| TASK OBJECTIVE |
Identify the lines that contain the word "skiing", then copy them.

####################

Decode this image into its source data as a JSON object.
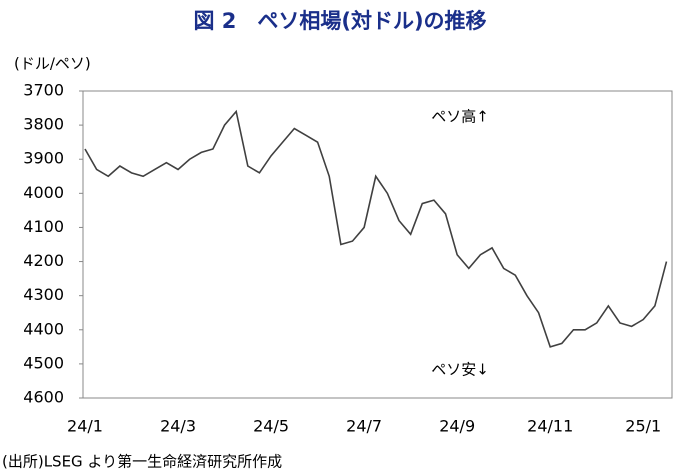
{
  "chart_data": {
    "type": "line",
    "title": "図 2　ペソ相場(対ドル)の推移",
    "y_label": "(ドル/ペソ)",
    "source": "(出所)LSEG より第一生命経済研究所作成",
    "annotations": [
      "ペソ高↑",
      "ペソ安↓"
    ],
    "categories": [
      "24/1",
      null,
      null,
      null,
      null,
      null,
      null,
      null,
      "24/3",
      null,
      null,
      null,
      null,
      null,
      null,
      null,
      "24/5",
      null,
      null,
      null,
      null,
      null,
      null,
      null,
      "24/7",
      null,
      null,
      null,
      null,
      null,
      null,
      null,
      "24/9",
      null,
      null,
      null,
      null,
      null,
      null,
      null,
      "24/11",
      null,
      null,
      null,
      null,
      null,
      null,
      null,
      "25/1",
      null,
      null
    ],
    "series": [
      {
        "name": "ペソ相場(対ドル)",
        "color": "#404040",
        "values": [
          3870,
          3930,
          3950,
          3920,
          3940,
          3950,
          3930,
          3910,
          3930,
          3900,
          3880,
          3870,
          3800,
          3760,
          3920,
          3940,
          3890,
          3850,
          3810,
          3830,
          3850,
          3950,
          4150,
          4140,
          4100,
          3950,
          4000,
          4080,
          4120,
          4030,
          4020,
          4060,
          4180,
          4220,
          4180,
          4160,
          4220,
          4240,
          4300,
          4350,
          4450,
          4440,
          4400,
          4400,
          4380,
          4330,
          4380,
          4390,
          4370,
          4330,
          4200
        ]
      }
    ],
    "ylim": [
      3700,
      4600
    ],
    "y_inverted": true,
    "yticks": [
      3700,
      3800,
      3900,
      4000,
      4100,
      4200,
      4300,
      4400,
      4500,
      4600
    ],
    "grid": false
  }
}
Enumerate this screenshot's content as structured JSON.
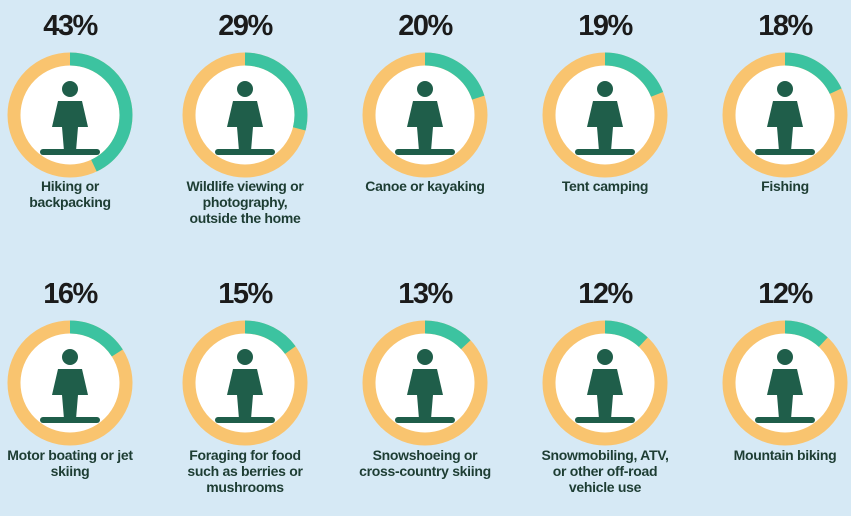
{
  "chart_data": {
    "type": "donut",
    "categories": [
      "Hiking or backpacking",
      "Wildlife viewing or photography, outside the home",
      "Canoe or kayaking",
      "Tent camping",
      "Fishing",
      "Motor boating or jet skiing",
      "Foraging for food such as berries or mushrooms",
      "Snowshoeing or cross-country skiing",
      "Snowmobiling, ATV, or other off-road vehicle use",
      "Mountain biking"
    ],
    "values": [
      43,
      29,
      20,
      19,
      18,
      16,
      15,
      13,
      12,
      12
    ],
    "value_labels": [
      "43%",
      "29%",
      "20%",
      "19%",
      "18%",
      "16%",
      "15%",
      "13%",
      "12%",
      "12%"
    ],
    "color": "#3cc3a0",
    "rest_color": "#f9c46f"
  }
}
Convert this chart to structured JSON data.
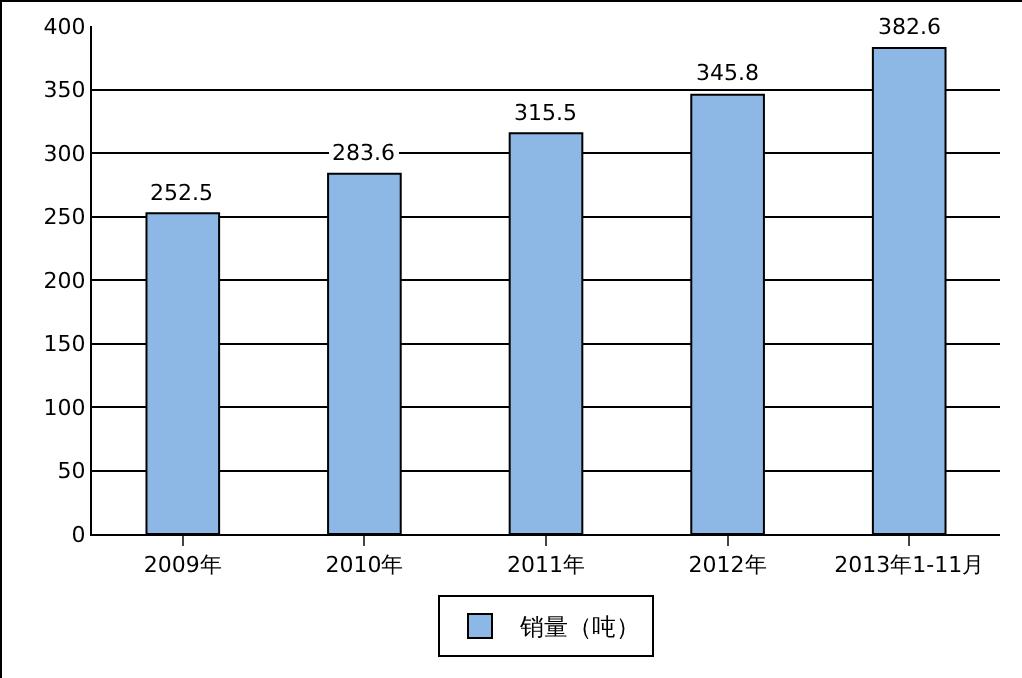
{
  "chart_data": {
    "type": "bar",
    "categories": [
      "2009年",
      "2010年",
      "2011年",
      "2012年",
      "2013年1-11月"
    ],
    "series": [
      {
        "name": "销量（吨）",
        "color": "#8db8e6",
        "values": [
          252.5,
          283.6,
          315.5,
          345.8,
          382.6
        ]
      }
    ],
    "ylim": [
      0,
      400
    ],
    "yticks": [
      0,
      50,
      100,
      150,
      200,
      250,
      300,
      350,
      400
    ],
    "grid": "y",
    "legend": "bottom",
    "data_labels": true
  }
}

####################

| WRITTEN REPLY |
      "Motor boating or jet skiing",
      "Snowshoeing or cross-country skiing",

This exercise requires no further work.